§ **Required task**: For the listing below, give the number of lines in which "color" occurs. Add nothing.

§ **Rows from a figure dataset**:
══════
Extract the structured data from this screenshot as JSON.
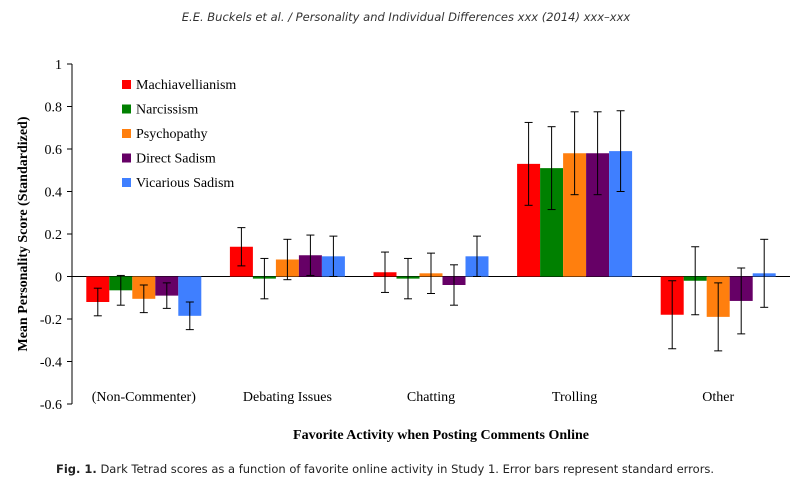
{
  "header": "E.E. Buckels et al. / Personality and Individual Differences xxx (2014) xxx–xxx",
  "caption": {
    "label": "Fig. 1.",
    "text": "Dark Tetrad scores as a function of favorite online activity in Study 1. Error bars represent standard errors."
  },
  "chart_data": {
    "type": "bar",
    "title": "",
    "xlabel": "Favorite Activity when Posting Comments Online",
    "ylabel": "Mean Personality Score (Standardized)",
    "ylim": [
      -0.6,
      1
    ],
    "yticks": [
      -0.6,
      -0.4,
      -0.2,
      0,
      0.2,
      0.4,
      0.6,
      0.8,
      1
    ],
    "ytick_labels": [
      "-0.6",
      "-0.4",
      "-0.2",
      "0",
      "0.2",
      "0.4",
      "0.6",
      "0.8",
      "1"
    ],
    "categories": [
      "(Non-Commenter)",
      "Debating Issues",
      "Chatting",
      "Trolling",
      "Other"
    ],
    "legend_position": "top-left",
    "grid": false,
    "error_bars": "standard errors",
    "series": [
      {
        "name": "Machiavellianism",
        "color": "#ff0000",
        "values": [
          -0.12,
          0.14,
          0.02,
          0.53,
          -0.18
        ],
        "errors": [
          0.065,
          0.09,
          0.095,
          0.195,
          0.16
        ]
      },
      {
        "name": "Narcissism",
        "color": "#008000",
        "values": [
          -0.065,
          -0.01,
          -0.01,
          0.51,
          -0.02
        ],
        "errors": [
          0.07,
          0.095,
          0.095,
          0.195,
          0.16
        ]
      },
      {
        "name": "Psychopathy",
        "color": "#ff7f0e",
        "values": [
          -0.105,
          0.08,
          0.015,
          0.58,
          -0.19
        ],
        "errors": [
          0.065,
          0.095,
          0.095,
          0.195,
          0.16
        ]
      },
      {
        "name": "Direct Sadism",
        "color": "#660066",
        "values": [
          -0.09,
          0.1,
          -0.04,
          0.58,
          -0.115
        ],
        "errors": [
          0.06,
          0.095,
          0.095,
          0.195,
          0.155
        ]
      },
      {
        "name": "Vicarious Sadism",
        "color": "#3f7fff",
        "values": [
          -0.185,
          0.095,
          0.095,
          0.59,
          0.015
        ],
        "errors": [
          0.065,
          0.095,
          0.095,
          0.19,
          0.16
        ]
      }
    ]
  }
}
══════
§ **Output for this task**: 5